Lines holding the string "日刊ゲンダイ" are the ones to copy from this listing.

Stored entries:
_ _ _ _ _ _ _
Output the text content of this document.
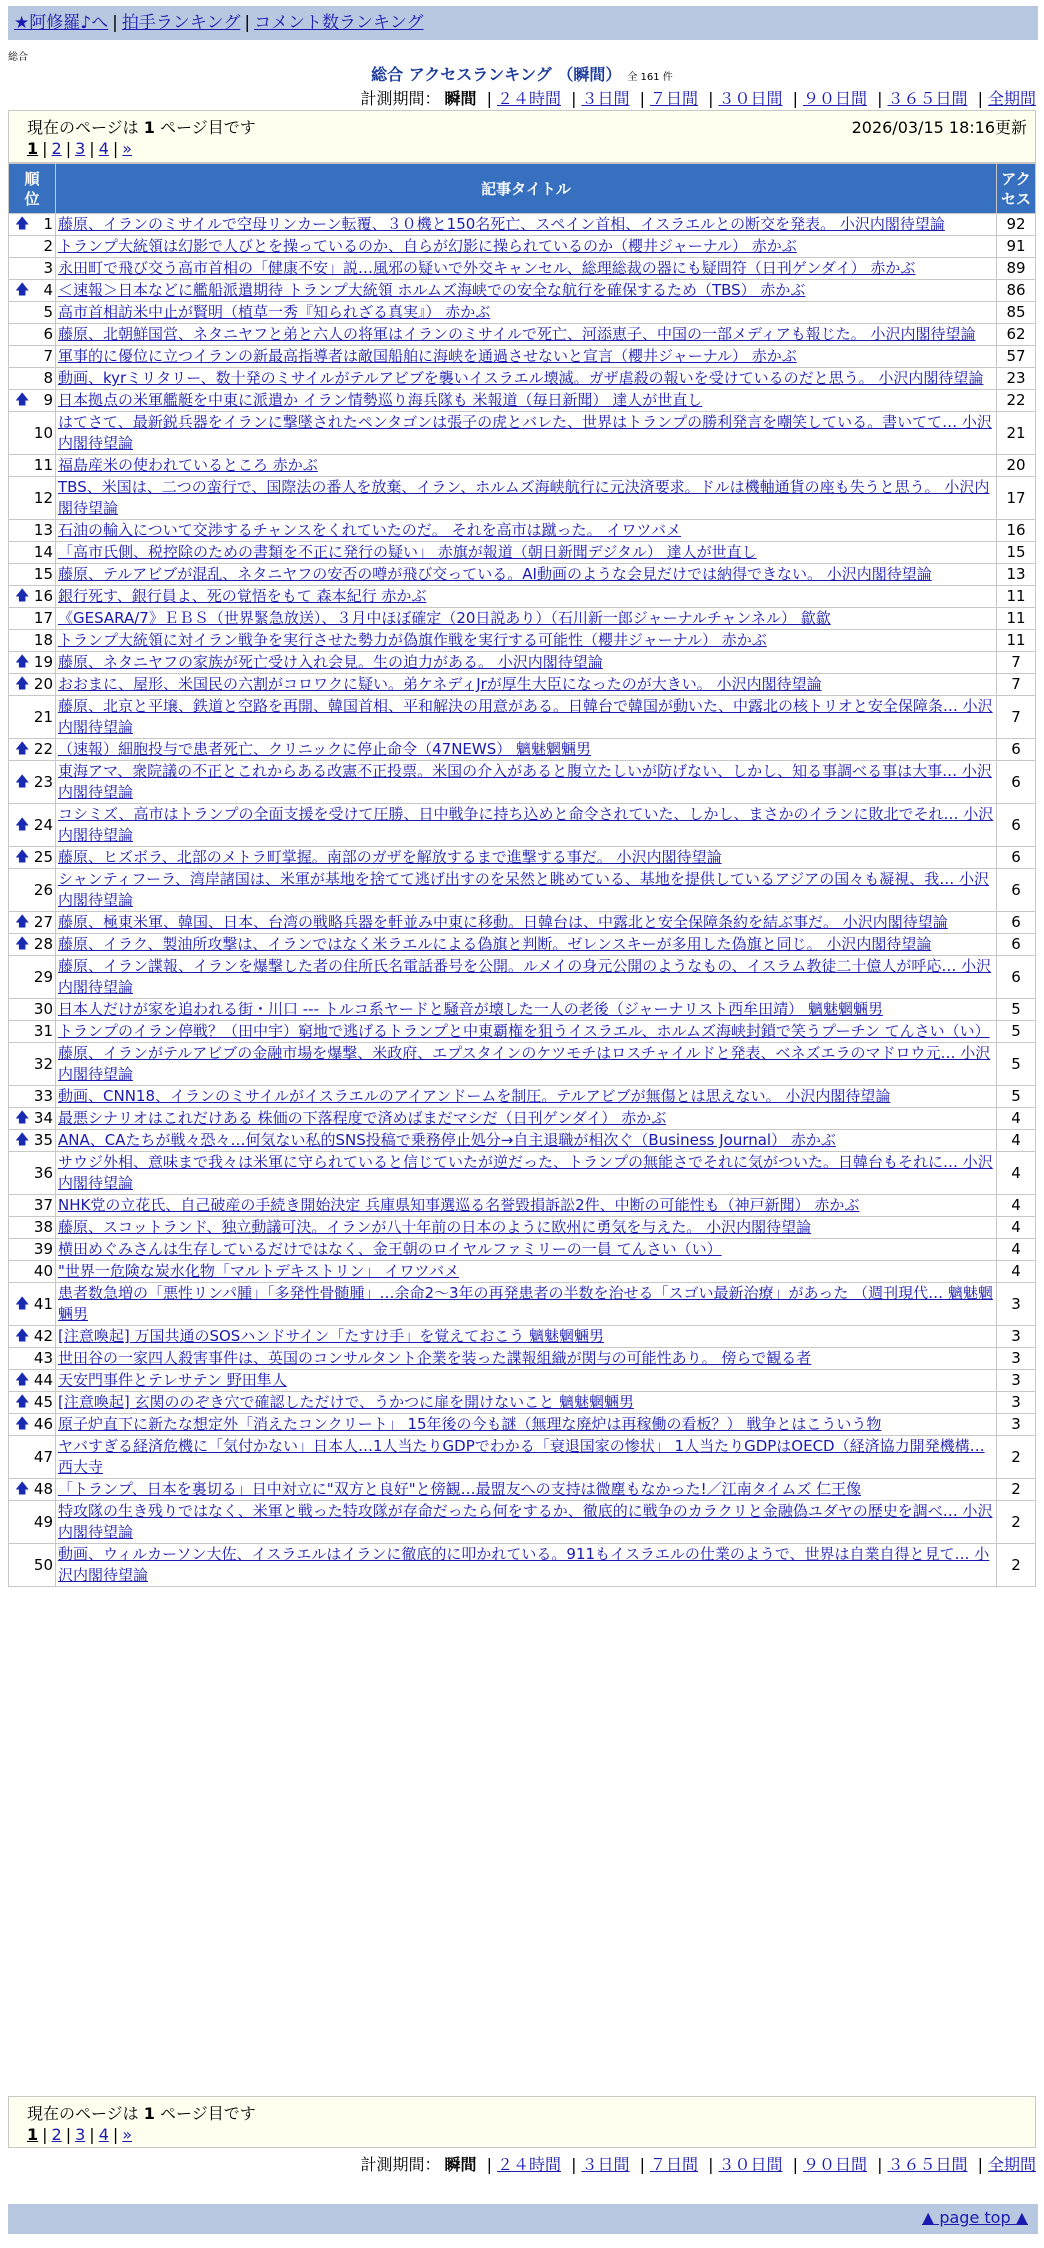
★阿修羅♪へ | 拍手ランキング | コメント数ランキング
総合
総合 アクセスランキング （瞬間） 全 161 件
計測期間： 瞬間 | ２４時間 | ３日間 | ７日間 | ３０日間 | ９０日間 | ３６５日間 | 全期間
現在のページは 1 ページ目です	2026/03/15 18:16更新
1 | 2 | 3 | 4 | »
順位	記事タイトル	アクセス

🡅 1	藤原、イランのミサイルで空母リンカーン転覆、３０機と150名死亡、スペイン首相、イスラエルとの断交を発表。 小沢内閣待望論	92
2	トランプ大統領は幻影で人びとを操っているのか、自らが幻影に操られているのか（櫻井ジャーナル） 赤かぶ	91
3	永田町で飛び交う高市首相の「健康不安」説…風邪の疑いで外交キャンセル、総理総裁の器にも疑問符（日刊ゲンダイ） 赤かぶ	89

🡅 4	＜速報＞日本などに艦船派遣期待 トランプ大統領 ホルムズ海峡での安全な航行を確保するため（TBS） 赤かぶ	86
5	高市首相訪米中止が賢明（植草一秀『知られざる真実』） 赤かぶ	85
6	藤原、北朝鮮国営、ネタニヤフと弟と六人の将軍はイランのミサイルで死亡、河添恵子、中国の一部メディアも報じた。 小沢内閣待望論	62
7	軍事的に優位に立つイランの新最高指導者は敵国船舶に海峡を通過させないと宣言（櫻井ジャーナル） 赤かぶ	57
8	動画、kyrミリタリー、数十発のミサイルがテルアビブを襲いイスラエル壊滅。ガザ虐殺の報いを受けているのだと思う。 小沢内閣待望論	23

🡅 9	日本拠点の米軍艦艇を中東に派遣か イラン情勢巡り海兵隊も 米報道（毎日新聞） 達人が世直し	22
10	はてさて、最新鋭兵器をイランに撃墜されたペンタゴンは張子の虎とバレた、世界はトランプの勝利発言を嘲笑している。書いてて… 小沢内閣待望論	21
11	福島産米の使われているところ 赤かぶ	20
12	TBS、米国は、二つの蛮行で、国際法の番人を放棄、イラン、ホルムズ海峡航行に元決済要求。ドルは機軸通貨の座も失うと思う。 小沢内閣待望論	17
13	石油の輸入について交渉するチャンスをくれていたのだ。 それを高市は蹴った。 イワツバメ	16
14	「高市氏側、税控除のための書類を不正に発行の疑い」 赤旗が報道（朝日新聞デジタル） 達人が世直し	15
15	藤原、テルアビブが混乱、ネタニヤフの安否の噂が飛び交っている。AI動画のような会見だけでは納得できない。 小沢内閣待望論	13

🡅 16	銀行死す、銀行員よ、死の覚悟をもて 森本紀行 赤かぶ	11
17	《GESARA/7》ＥＢＳ（世界緊急放送）、３月中ほぼ確定（20日説あり）（石川新一郎ジャーナルチャンネル） 歙歙	11
18	トランプ大統領に対イラン戦争を実行させた勢力が偽旗作戦を実行する可能性（櫻井ジャーナル） 赤かぶ	11

🡅 19	藤原、ネタニヤフの家族が死亡受け入れ会見。生の迫力がある。 小沢内閣待望論	7

🡅 20	おおまに、屋形、米国民の六割がコロワクに疑い。弟ケネディJrが厚生大臣になったのが大きい。 小沢内閣待望論	7
21	藤原、北京と平壌、鉄道と空路を再開、韓国首相、平和解決の用意がある。日韓台で韓国が動いた、中露北の核トリオと安全保障条… 小沢内閣待望論	7

🡅 22	（速報）細胞投与で患者死亡、クリニックに停止命令（47NEWS） 魑魅魍魎男	6

🡅 23	東海アマ、衆院議の不正とこれからある改憲不正投票。米国の介入があると腹立たしいが防げない、しかし、知る事調べる事は大事… 小沢内閣待望論	6

🡅 24	コシミズ、高市はトランプの全面支援を受けて圧勝、日中戦争に持ち込めと命令されていた、しかし、まさかのイランに敗北でそれ… 小沢内閣待望論	6

🡅 25	藤原、ヒズボラ、北部のメトラ町掌握。南部のガザを解放するまで進撃する事だ。 小沢内閣待望論	6
26	シャンティフーラ、湾岸諸国は、米軍が基地を捨てて逃げ出すのを呆然と眺めている、基地を提供しているアジアの国々も凝視、我… 小沢内閣待望論	6

🡅 27	藤原、極東米軍、韓国、日本、台湾の戦略兵器を軒並み中東に移動。日韓台は、中露北と安全保障条約を結ぶ事だ。 小沢内閣待望論	6

🡅 28	藤原、イラク、製油所攻撃は、イランではなく米ラエルによる偽旗と判断。ゼレンスキーが多用した偽旗と同じ。 小沢内閣待望論	6
29	藤原、イラン諜報、イランを爆撃した者の住所氏名電話番号を公開。ルメイの身元公開のようなもの、イスラム教徒二十億人が呼応… 小沢内閣待望論	6
30	日本人だけが家を追われる街・川口 --- トルコ系ヤードと騒音が壊した一人の老後（ジャーナリスト西牟田靖） 魑魅魍魎男	5
31	トランプのイラン停戦？（田中宇）窮地で逃げるトランプと中東覇権を狙うイスラエル、ホルムズ海峡封鎖で笑うプーチン てんさい（い）	5
32	藤原、イランがテルアビブの金融市場を爆撃、米政府、エプスタインのケツモチはロスチャイルドと発表、ベネズエラのマドロウ元… 小沢内閣待望論	5
33	動画、CNN18、イランのミサイルがイスラエルのアイアンドームを制圧。テルアビブが無傷とは思えない。 小沢内閣待望論	5

🡅 34	最悪シナリオはこれだけある 株価の下落程度で済めばまだマシだ（日刊ゲンダイ） 赤かぶ	4

🡅 35	ANA、CAたちが戦々恐々…何気ない私的SNS投稿で乗務停止処分→自主退職が相次ぐ（Business Journal） 赤かぶ	4
36	サウジ外相、意味まで我々は米軍に守られていると信じていたが逆だった、トランプの無能さでそれに気がついた。日韓台もそれに… 小沢内閣待望論	4
37	NHK党の立花氏、自己破産の手続き開始決定 兵庫県知事選巡る名誉毀損訴訟2件、中断の可能性も（神戸新聞） 赤かぶ	4
38	藤原、スコットランド、独立動議可決。イランが八十年前の日本のように欧州に勇気を与えた。 小沢内閣待望論	4
39	横田めぐみさんは生存しているだけではなく、金王朝のロイヤルファミリーの一員 てんさい（い）	4
40	"世界一危険な炭水化物「マルトデキストリン」 イワツバメ	4

🡅 41	患者数急増の「悪性リンパ腫」「多発性骨髄腫」…余命2〜3年の再発患者の半数を治せる「スゴい最新治療」があった （週刊現代… 魑魅魍魎男	3

🡅 42	[注意喚起] 万国共通のSOSハンドサイン「たすけ手」を覚えておこう 魑魅魍魎男	3
43	世田谷の一家四人殺害事件は、英国のコンサルタント企業を装った諜報組織が関与の可能性あり。 傍らで観る者	3

🡅 44	天安門事件とテレサテン 野田隼人	3

🡅 45	[注意喚起] 玄関ののぞき穴で確認しただけで、うかつに扉を開けないこと 魑魅魍魎男	3

🡅 46	原子炉直下に新たな想定外「消えたコンクリート」 15年後の今も謎（無理な廃炉は再稼働の看板？） 戦争とはこういう物	3
47	ヤバすぎる経済危機に「気付かない」日本人…1人当たりGDPでわかる「衰退国家の惨状」 1人当たりGDPはOECD（経済協力開発機構… 西大寺	2

🡅 48	「トランプ、日本を裏切る」日中対立に"双方と良好"と傍観…最盟友への支持は微塵もなかった!／江南タイムズ 仁王像	2
49	特攻隊の生き残りではなく、米軍と戦った特攻隊が存命だったら何をするか、徹底的に戦争のカラクリと金融偽ユダヤの歴史を調べ… 小沢内閣待望論	2
50	動画、ウィルカーソン大佐、イスラエルはイランに徹底的に叩かれている。911もイスラエルの仕業のようで、世界は自業自得と見て… 小沢内閣待望論	2
現在のページは 1 ページ目です
1 | 2 | 3 | 4 | »
計測期間： 瞬間 | ２４時間 | ３日間 | ７日間 | ３０日間 | ９０日間 | ３６５日間 | 全期間
▲ page top ▲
_ _ _ _ _ _ _
Task result:
3	永田町で飛び交う高市首相の「健康不安」説…風邪の疑いで外交キャンセル、総理総裁の器にも疑問符（日刊ゲンダイ） 赤かぶ	89
🡅 34	最悪シナリオはこれだけある 株価の下落程度で済めばまだマシだ（日刊ゲンダイ） 赤かぶ	4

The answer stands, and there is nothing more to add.